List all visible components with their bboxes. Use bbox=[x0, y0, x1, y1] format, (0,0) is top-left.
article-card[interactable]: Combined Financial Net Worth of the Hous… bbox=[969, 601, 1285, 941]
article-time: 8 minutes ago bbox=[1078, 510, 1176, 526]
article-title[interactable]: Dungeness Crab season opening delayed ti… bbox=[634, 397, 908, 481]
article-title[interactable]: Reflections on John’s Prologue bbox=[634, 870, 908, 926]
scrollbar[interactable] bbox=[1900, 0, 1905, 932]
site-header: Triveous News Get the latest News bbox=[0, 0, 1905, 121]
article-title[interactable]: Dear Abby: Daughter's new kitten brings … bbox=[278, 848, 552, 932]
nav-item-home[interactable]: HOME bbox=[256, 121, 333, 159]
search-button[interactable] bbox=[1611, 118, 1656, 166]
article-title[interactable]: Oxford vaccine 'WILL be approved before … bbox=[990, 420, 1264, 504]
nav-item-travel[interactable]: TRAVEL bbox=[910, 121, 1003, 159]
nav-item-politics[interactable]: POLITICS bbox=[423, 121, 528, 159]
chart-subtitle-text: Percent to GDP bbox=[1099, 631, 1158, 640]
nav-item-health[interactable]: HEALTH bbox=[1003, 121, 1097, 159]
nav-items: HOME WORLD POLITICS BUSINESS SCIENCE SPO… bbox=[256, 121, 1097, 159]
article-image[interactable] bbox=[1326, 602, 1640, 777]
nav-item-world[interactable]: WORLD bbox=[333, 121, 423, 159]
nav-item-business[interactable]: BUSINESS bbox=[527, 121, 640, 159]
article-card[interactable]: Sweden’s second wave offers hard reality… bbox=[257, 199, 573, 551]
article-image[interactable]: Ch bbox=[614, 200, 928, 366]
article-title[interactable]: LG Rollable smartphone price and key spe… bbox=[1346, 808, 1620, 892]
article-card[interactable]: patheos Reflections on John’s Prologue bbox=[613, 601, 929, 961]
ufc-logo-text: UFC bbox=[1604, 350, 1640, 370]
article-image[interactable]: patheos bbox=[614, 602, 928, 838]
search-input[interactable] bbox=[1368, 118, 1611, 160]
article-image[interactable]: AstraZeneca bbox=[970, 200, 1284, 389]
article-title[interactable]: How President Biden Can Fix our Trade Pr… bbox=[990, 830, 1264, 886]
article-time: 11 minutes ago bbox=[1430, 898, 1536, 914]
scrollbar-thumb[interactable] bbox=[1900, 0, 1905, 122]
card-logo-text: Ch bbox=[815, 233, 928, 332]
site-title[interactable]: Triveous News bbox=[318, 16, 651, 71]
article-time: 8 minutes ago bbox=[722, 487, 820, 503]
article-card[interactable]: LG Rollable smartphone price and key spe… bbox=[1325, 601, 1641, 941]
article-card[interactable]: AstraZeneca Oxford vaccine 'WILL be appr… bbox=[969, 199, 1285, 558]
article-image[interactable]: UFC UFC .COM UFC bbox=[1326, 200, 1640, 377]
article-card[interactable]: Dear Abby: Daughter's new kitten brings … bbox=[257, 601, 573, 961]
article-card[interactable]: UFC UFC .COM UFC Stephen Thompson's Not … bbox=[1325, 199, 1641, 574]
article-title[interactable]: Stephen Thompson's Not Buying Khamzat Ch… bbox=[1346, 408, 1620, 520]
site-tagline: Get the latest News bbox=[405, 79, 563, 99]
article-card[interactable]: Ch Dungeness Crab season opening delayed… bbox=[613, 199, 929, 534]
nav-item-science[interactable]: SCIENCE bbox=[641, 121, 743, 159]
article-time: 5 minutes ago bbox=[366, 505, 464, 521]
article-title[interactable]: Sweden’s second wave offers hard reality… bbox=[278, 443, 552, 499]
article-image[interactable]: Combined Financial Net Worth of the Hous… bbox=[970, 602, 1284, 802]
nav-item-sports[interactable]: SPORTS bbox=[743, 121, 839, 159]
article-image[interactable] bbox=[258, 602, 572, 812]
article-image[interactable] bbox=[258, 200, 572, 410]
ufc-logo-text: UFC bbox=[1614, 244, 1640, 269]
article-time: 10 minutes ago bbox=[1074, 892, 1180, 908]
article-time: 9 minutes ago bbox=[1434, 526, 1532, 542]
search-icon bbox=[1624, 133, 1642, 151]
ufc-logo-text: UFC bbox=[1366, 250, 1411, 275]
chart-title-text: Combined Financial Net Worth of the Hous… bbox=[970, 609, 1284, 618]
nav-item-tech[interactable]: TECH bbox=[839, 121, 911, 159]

============

The answer must reproduce all of the entries exactly.

List all visible components with their bboxes. Use bbox=[x0, y0, x1, y1] format, (0,0) is top-left.
article-card[interactable]: Combined Financial Net Worth of the Hous… bbox=[969, 601, 1285, 941]
article-time: 8 minutes ago bbox=[1078, 510, 1176, 526]
article-title[interactable]: Dungeness Crab season opening delayed ti… bbox=[634, 397, 908, 481]
article-title[interactable]: Reflections on John’s Prologue bbox=[634, 870, 908, 926]
scrollbar[interactable] bbox=[1900, 0, 1905, 932]
site-header: Triveous News Get the latest News bbox=[0, 0, 1905, 121]
article-title[interactable]: Dear Abby: Daughter's new kitten brings … bbox=[278, 848, 552, 932]
nav-item-home[interactable]: HOME bbox=[256, 121, 333, 159]
search-button[interactable] bbox=[1611, 118, 1656, 166]
article-title[interactable]: Oxford vaccine 'WILL be approved before … bbox=[990, 420, 1264, 504]
nav-item-travel[interactable]: TRAVEL bbox=[910, 121, 1003, 159]
nav-item-politics[interactable]: POLITICS bbox=[423, 121, 528, 159]
chart-subtitle-text: Percent to GDP bbox=[1099, 631, 1158, 640]
nav-item-health[interactable]: HEALTH bbox=[1003, 121, 1097, 159]
nav-items: HOME WORLD POLITICS BUSINESS SCIENCE SPO… bbox=[256, 121, 1097, 159]
article-image[interactable] bbox=[1326, 602, 1640, 777]
nav-item-world[interactable]: WORLD bbox=[333, 121, 423, 159]
nav-item-business[interactable]: BUSINESS bbox=[527, 121, 640, 159]
article-card[interactable]: Sweden’s second wave offers hard reality… bbox=[257, 199, 573, 551]
article-image[interactable]: Ch bbox=[614, 200, 928, 366]
article-title[interactable]: LG Rollable smartphone price and key spe… bbox=[1346, 808, 1620, 892]
article-card[interactable]: patheos Reflections on John’s Prologue bbox=[613, 601, 929, 961]
ufc-logo-text: UFC bbox=[1604, 350, 1640, 370]
article-image[interactable]: patheos bbox=[614, 602, 928, 838]
search-input[interactable] bbox=[1368, 118, 1611, 160]
article-image[interactable]: AstraZeneca bbox=[970, 200, 1284, 389]
article-title[interactable]: How President Biden Can Fix our Trade Pr… bbox=[990, 830, 1264, 886]
article-time: 11 minutes ago bbox=[1430, 898, 1536, 914]
scrollbar-thumb[interactable] bbox=[1900, 0, 1905, 122]
card-logo-text: Ch bbox=[815, 233, 928, 332]
site-title[interactable]: Triveous News bbox=[318, 16, 651, 71]
article-time: 8 minutes ago bbox=[722, 487, 820, 503]
article-card[interactable]: LG Rollable smartphone price and key spe… bbox=[1325, 601, 1641, 941]
article-card[interactable]: AstraZeneca Oxford vaccine 'WILL be appr… bbox=[969, 199, 1285, 558]
article-image[interactable]: UFC UFC .COM UFC bbox=[1326, 200, 1640, 377]
article-card[interactable]: Dear Abby: Daughter's new kitten brings … bbox=[257, 601, 573, 961]
article-card[interactable]: UFC UFC .COM UFC Stephen Thompson's Not … bbox=[1325, 199, 1641, 574]
article-title[interactable]: Stephen Thompson's Not Buying Khamzat Ch… bbox=[1346, 408, 1620, 520]
site-tagline: Get the latest News bbox=[405, 79, 563, 99]
article-card[interactable]: Ch Dungeness Crab season opening delayed… bbox=[613, 199, 929, 534]
nav-item-science[interactable]: SCIENCE bbox=[641, 121, 743, 159]
article-time: 5 minutes ago bbox=[366, 505, 464, 521]
article-title[interactable]: Sweden’s second wave offers hard reality… bbox=[278, 443, 552, 499]
article-image[interactable]: Combined Financial Net Worth of the Hous… bbox=[970, 602, 1284, 802]
nav-item-sports[interactable]: SPORTS bbox=[743, 121, 839, 159]
article-image[interactable] bbox=[258, 602, 572, 812]
article-image[interactable] bbox=[258, 200, 572, 410]
ufc-logo-text: UFC bbox=[1614, 244, 1640, 269]
article-time: 10 minutes ago bbox=[1074, 892, 1180, 908]
article-time: 9 minutes ago bbox=[1434, 526, 1532, 542]
search-icon bbox=[1624, 133, 1642, 151]
ufc-logo-text: UFC bbox=[1366, 250, 1411, 275]
chart-title-text: Combined Financial Net Worth of the Hous… bbox=[970, 609, 1284, 618]
nav-item-tech[interactable]: TECH bbox=[839, 121, 911, 159]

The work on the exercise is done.